To see this, note that we are counting essentially Pythagorean triples $u^2-v^2, 2uv, u^2+v^2$, with $u^2+v^2\le h$ and we may suppose that $u$ and $v$ are non-negative, that $u$ and $v$ are coprime, and that $u^2+v^2$ is odd. The lattice point count we need is four times this number, since we must also count the lattice point $(2uv/(u^2+v^2),(u^2-v^2)/(u^2+v^2))$ (in addition to $((u^2-v^2)/(u^2+v^2),2uv/(u^2+v^2))$, and we must also allow the $2uv/(u^2+v^2)$ coordinate to be negative).

**Work instructions:** Carry the passage on counting Pythagorean triples forward, starting after its final sentence. The records stand apart from the passage on counting Pythagorean triples.

Block of data:
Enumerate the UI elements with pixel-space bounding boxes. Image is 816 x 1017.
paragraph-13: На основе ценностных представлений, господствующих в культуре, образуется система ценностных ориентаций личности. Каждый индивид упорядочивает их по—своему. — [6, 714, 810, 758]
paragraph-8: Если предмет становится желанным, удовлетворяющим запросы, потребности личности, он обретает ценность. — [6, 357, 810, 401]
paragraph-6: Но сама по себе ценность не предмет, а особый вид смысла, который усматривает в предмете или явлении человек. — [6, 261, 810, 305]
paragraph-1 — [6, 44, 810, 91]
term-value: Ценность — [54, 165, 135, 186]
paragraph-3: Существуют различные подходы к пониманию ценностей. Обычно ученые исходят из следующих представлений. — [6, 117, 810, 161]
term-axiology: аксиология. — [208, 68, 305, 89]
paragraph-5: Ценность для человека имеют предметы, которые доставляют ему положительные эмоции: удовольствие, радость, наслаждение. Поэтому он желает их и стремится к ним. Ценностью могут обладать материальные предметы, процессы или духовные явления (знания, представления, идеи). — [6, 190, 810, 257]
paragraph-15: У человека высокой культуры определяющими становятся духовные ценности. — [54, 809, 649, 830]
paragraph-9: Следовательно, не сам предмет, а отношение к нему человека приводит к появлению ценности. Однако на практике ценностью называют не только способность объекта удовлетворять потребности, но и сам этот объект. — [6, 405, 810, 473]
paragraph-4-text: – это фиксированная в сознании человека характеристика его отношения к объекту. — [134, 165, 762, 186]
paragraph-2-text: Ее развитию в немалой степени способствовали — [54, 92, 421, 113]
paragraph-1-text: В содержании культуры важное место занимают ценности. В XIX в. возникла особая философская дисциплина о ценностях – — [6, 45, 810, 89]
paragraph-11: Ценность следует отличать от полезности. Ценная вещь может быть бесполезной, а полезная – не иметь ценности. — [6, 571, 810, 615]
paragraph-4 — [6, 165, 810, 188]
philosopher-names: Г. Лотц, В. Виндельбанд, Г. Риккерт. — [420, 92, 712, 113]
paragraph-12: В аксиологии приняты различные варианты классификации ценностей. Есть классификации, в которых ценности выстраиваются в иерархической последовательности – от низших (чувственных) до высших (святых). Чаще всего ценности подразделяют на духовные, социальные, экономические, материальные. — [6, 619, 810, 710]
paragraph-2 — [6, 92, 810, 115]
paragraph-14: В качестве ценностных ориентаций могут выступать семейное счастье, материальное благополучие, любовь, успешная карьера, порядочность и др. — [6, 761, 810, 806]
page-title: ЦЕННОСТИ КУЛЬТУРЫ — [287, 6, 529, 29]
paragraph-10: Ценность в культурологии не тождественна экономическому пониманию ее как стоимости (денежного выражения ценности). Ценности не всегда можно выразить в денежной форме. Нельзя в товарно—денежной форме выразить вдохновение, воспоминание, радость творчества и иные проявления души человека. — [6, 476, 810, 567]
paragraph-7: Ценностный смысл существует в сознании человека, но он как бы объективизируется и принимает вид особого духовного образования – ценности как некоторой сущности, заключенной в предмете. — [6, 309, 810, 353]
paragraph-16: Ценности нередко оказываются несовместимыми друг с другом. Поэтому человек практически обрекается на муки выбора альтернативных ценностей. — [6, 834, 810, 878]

**Final answer:**
Thus to summarize we want $$ 4 \sum_{n\le h, n \text{ odd }} R(n), $$ where $R(n)$ is the number of ways of writing $n$ as $u^2+v^2$ with both $u$ and $v$ non-negative and coprime (taking care to set $R(1)$ to be $1$). A little number theory, going back to Fermat, gives that $R(n)$ is a multiplicative function with $R(2^k)=0$ (so we don't have to worry about $n$ odd anymore), $R(p^k)=2$ for $p\equiv 1\pmod 4$ and $k\ge 1$, and $R(p^k)=0$ if $p\equiv 3\pmod 4$. For example if $h=20$, then $R(1)=1$, $R(5)=2$, $R(13)=2$, and $R(17)=2$ and the rest are zero, and the number here is $28$ as in the numerics.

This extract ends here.